J Cell Biochem 2005 Jan;94(1):202-15
Department of Craniofacial Development, GKT Dental Institute, King's College, Guy's Hospital, London SE1 9RT, United Kingdom.
The bone morphogenetic protein-2 (BMP-2) is a potent secreted factor that promotes osteoblast differentiation during development. Exposure to BMP-2 is sufficient to cause a lasting change in cell fate presumably by activating specific target genes. To identify genes downstream of BMP-2 we treated the murine pluripotent embryonic cell line, C3H10T1/2 that can be induced to form an osteoblastic phenotype, with 100 ng/ml BMP-2 for 24 h. Using suppression subtractive hybridisation we found the novel zinc finger transcription factor, ZNF450 was upregulated. The single-copy ZNF450 gene spans 15.6 kb on chromosome 10B1 and consists of seven exons, the first of which is untranslated. The open reading frame encodes a 710 reside protein. Analysis of the protein sequence reveals a highly conserved amino-terminal BTB/POZ dimerisation domain, an AT-hook motif, and eight C2H2 zinc fingers. Library screening identified a second mRNA isoform encoding a short protein isoform with one zinc finger. Using reverse transcriptase-real time PCR to measure mRNA expression we found that ZNF450, Runx2/Cbfa-1, and Sp7/osterix were induced by BMP-2 after 4 h in C2C12 myoblast cells. Treatment of C2C12 cells with BMP-2 causes a shift from a myoblastic to osteoblastic phenotype. ZNF450 was upregulated three to fivefold after 24 h in C3H10T1/2 cells and required 100 ng/ml BMP-2. Expression of the 3 kb major transcript was highest in liver, testis, and kidney. However, ZNF450 mRNA was found also in a wide range of adult tissues. The consistent induction of ZNF450 by BMP-2 after 4 h in three murine pluripotent cell lines suggests that ZNF450 may play a role in the BMP-2 signalling pathway.

# Data excerpts
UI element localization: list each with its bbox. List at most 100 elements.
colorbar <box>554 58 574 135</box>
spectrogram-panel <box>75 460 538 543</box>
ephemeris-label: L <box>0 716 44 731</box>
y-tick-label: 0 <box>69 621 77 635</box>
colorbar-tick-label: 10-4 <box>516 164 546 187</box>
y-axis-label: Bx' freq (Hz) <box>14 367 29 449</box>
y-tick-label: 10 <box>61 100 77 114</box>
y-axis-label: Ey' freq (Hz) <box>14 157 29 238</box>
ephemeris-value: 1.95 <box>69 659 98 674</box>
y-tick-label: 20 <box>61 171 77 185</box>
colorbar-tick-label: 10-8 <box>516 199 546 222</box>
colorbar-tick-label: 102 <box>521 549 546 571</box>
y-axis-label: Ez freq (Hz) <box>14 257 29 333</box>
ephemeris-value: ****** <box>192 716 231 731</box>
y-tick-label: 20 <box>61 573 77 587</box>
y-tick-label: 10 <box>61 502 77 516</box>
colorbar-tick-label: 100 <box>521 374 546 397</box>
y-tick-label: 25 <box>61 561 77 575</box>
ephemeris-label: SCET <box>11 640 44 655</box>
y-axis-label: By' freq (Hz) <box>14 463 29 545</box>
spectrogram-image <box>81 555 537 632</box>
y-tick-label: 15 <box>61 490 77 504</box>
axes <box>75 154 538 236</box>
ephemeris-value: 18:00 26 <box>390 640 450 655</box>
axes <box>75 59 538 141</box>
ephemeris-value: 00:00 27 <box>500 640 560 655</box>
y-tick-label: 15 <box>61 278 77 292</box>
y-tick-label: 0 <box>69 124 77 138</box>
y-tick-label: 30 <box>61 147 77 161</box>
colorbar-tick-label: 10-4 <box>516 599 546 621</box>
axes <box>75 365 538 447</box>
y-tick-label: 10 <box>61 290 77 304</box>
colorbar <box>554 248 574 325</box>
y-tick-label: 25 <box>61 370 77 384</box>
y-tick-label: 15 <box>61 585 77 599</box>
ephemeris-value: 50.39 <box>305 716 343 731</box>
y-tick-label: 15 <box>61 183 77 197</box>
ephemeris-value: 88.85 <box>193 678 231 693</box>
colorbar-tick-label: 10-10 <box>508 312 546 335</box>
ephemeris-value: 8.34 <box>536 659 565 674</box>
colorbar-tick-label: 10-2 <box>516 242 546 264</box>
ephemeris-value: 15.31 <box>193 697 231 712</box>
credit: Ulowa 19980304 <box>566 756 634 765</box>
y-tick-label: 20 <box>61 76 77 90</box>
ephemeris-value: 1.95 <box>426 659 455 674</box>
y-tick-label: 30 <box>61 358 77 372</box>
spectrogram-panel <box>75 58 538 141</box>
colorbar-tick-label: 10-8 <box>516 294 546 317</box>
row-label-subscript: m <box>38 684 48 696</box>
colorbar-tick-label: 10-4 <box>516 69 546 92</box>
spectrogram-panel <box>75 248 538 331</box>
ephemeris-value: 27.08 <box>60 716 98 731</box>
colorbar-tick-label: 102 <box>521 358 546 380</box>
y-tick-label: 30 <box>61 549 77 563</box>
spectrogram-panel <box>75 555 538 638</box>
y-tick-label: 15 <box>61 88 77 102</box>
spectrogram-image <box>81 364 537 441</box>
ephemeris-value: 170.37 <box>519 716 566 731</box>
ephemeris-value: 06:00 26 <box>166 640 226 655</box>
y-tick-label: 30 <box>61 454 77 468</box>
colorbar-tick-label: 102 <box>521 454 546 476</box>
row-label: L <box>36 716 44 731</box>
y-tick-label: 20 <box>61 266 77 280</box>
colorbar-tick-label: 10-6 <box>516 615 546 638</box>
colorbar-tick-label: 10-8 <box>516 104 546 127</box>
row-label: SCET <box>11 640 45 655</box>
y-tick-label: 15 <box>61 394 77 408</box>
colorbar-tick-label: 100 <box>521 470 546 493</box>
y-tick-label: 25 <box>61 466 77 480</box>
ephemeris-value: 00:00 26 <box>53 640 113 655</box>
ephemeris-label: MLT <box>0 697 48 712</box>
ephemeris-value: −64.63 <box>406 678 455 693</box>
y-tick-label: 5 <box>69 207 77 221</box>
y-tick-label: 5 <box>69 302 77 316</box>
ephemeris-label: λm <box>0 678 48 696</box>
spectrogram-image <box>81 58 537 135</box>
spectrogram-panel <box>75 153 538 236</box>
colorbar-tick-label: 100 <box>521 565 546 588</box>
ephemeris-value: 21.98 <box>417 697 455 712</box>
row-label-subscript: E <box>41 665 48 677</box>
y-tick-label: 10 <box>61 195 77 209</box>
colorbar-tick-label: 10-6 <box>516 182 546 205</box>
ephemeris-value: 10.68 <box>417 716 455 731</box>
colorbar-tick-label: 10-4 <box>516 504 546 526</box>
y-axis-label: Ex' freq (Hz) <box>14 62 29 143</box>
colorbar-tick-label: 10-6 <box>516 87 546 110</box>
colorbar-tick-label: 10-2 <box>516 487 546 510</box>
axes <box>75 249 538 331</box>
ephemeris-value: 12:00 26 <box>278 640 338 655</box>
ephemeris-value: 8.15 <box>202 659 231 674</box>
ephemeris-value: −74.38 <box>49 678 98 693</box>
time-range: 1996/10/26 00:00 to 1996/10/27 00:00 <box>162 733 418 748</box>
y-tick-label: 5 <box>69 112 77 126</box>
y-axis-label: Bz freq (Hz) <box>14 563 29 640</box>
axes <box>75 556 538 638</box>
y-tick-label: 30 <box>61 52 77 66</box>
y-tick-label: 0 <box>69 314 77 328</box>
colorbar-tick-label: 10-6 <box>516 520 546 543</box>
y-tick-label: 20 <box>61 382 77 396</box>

# Tasks
[1] Reproduce the passage of the ZNF450 abstract that runs from "J Cell Biochem" to "9RT, United Kingdom.".
[2] According to the ZNF450 abstract, in which tissues was expression of the 3 kb major transcript highest? Name all of them.

# Task solutions
[1]
J Cell Biochem 2005 Jan;94(1):202-15
Department of Craniofacial Development, GKT Dental Institute, King's College, Guy's Hospital, London SE1 9RT, United Kingdom.

[2] Liver, testis, and kidney.